REQUEST: State the number of lines that contain the word "name", and add nothing else.

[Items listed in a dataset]

========================================================================

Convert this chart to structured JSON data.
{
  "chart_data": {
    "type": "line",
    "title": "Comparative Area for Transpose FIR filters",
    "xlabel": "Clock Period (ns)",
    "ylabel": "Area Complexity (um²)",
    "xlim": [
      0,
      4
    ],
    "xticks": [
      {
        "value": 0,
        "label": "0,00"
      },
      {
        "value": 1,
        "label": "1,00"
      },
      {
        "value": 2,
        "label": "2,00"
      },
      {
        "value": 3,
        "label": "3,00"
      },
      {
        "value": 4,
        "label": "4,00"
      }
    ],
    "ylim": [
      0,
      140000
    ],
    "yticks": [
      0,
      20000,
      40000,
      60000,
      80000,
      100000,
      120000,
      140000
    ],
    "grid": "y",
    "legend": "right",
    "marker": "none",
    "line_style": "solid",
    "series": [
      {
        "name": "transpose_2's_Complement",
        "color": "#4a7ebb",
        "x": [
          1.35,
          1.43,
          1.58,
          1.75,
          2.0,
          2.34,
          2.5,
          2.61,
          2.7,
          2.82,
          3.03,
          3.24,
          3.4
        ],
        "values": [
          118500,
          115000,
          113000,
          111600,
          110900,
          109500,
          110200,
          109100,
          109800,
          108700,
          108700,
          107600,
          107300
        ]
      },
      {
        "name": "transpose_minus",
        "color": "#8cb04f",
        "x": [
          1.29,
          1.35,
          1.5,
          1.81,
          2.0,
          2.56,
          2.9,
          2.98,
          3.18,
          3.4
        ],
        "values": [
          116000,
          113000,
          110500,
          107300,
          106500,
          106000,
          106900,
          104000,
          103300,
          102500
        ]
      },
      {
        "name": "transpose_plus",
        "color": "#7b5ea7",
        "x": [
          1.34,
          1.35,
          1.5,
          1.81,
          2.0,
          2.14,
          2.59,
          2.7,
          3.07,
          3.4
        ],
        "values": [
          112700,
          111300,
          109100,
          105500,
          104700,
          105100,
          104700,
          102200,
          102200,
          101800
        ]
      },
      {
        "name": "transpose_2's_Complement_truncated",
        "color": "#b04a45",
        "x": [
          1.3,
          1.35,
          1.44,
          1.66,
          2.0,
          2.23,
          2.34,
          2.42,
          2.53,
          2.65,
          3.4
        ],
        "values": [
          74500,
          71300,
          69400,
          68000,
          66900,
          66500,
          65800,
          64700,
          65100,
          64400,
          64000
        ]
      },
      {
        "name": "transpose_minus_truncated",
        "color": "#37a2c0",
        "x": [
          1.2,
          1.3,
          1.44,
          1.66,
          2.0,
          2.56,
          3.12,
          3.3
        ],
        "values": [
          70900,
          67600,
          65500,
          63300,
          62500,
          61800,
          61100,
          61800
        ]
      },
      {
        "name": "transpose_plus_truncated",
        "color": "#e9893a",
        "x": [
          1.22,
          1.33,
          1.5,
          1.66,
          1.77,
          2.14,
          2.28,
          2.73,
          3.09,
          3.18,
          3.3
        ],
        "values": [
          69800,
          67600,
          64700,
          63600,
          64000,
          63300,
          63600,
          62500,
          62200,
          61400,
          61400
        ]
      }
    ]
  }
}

========================================================================

TASK SOLUTION: 6